What is expected -> Your task is to print the material below exactly as presented.
────────────────────────────────────────
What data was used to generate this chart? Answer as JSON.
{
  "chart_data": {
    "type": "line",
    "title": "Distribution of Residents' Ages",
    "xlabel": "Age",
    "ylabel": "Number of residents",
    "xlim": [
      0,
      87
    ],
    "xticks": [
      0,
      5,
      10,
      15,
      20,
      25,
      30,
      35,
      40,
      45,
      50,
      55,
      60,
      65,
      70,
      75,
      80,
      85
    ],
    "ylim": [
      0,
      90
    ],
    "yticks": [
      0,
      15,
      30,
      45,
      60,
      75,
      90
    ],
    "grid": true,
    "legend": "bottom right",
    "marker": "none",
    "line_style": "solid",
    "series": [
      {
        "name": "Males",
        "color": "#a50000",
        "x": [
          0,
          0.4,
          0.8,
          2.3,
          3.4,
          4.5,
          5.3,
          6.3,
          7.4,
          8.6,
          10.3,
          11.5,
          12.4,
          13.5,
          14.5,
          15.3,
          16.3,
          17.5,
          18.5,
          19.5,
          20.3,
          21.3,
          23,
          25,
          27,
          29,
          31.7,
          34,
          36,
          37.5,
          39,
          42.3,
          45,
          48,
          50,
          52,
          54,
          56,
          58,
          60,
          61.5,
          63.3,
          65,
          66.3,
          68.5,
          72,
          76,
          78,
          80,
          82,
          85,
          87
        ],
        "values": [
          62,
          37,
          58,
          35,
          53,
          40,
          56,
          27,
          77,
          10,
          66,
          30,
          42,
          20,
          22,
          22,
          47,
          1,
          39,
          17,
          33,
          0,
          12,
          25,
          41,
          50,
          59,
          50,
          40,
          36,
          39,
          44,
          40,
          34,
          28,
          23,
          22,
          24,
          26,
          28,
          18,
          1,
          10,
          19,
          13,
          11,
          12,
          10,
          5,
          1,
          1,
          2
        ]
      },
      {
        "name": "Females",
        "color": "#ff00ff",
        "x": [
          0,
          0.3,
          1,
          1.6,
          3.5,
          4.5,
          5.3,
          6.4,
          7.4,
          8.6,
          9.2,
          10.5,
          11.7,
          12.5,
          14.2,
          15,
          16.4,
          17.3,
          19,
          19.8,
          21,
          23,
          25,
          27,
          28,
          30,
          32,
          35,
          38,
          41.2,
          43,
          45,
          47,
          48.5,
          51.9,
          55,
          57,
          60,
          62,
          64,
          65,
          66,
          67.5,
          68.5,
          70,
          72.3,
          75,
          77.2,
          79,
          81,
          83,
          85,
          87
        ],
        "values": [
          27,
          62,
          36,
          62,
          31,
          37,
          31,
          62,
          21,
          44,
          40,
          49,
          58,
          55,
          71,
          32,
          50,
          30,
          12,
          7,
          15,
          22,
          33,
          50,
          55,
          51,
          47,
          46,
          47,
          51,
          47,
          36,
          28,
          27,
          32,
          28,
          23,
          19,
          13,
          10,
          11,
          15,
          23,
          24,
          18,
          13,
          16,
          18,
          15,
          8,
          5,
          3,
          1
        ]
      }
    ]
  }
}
────────────────────────────────────────
Result of the task ->
What data was used to generate this chart? Answer as JSON.
{
  "chart_data": {
    "type": "line",
    "title": "Distribution of Residents' Ages",
    "xlabel": "Age",
    "ylabel": "Number of residents",
    "xlim": [
      0,
      87
    ],
    "xticks": [
      0,
      5,
      10,
      15,
      20,
      25,
      30,
      35,
      40,
      45,
      50,
      55,
      60,
      65,
      70,
      75,
      80,
      85
    ],
    "ylim": [
      0,
      90
    ],
    "yticks": [
      0,
      15,
      30,
      45,
      60,
      75,
      90
    ],
    "grid": true,
    "legend": "bottom right",
    "marker": "none",
    "line_style": "solid",
    "series": [
      {
        "name": "Males",
        "color": "#a50000",
        "x": [
          0,
          0.4,
          0.8,
          2.3,
          3.4,
          4.5,
          5.3,
          6.3,
          7.4,
          8.6,
          10.3,
          11.5,
          12.4,
          13.5,
          14.5,
          15.3,
          16.3,
          17.5,
          18.5,
          19.5,
          20.3,
          21.3,
          23,
          25,
          27,
          29,
          31.7,
          34,
          36,
          37.5,
          39,
          42.3,
          45,
          48,
          50,
          52,
          54,
          56,
          58,
          60,
          61.5,
          63.3,
          65,
          66.3,
          68.5,
          72,
          76,
          78,
          80,
          82,
          85,
          87
        ],
        "values": [
          62,
          37,
          58,
          35,
          53,
          40,
          56,
          27,
          77,
          10,
          66,
          30,
          42,
          20,
          22,
          22,
          47,
          1,
          39,
          17,
          33,
          0,
          12,
          25,
          41,
          50,
          59,
          50,
          40,
          36,
          39,
          44,
          40,
          34,
          28,
          23,
          22,
          24,
          26,
          28,
          18,
          1,
          10,
          19,
          13,
          11,
          12,
          10,
          5,
          1,
          1,
          2
        ]
      },
      {
        "name": "Females",
        "color": "#ff00ff",
        "x": [
          0,
          0.3,
          1,
          1.6,
          3.5,
          4.5,
          5.3,
          6.4,
          7.4,
          8.6,
          9.2,
          10.5,
          11.7,
          12.5,
          14.2,
          15,
          16.4,
          17.3,
          19,
          19.8,
          21,
          23,
          25,
          27,
          28,
          30,
          32,
          35,
          38,
          41.2,
          43,
          45,
          47,
          48.5,
          51.9,
          55,
          57,
          60,
          62,
          64,
          65,
          66,
          67.5,
          68.5,
          70,
          72.3,
          75,
          77.2,
          79,
          81,
          83,
          85,
          87
        ],
        "values": [
          27,
          62,
          36,
          62,
          31,
          37,
          31,
          62,
          21,
          44,
          40,
          49,
          58,
          55,
          71,
          32,
          50,
          30,
          12,
          7,
          15,
          22,
          33,
          50,
          55,
          51,
          47,
          46,
          47,
          51,
          47,
          36,
          28,
          27,
          32,
          28,
          23,
          19,
          13,
          10,
          11,
          15,
          23,
          24,
          18,
          13,
          16,
          18,
          15,
          8,
          5,
          3,
          1
        ]
      }
    ]
  }
}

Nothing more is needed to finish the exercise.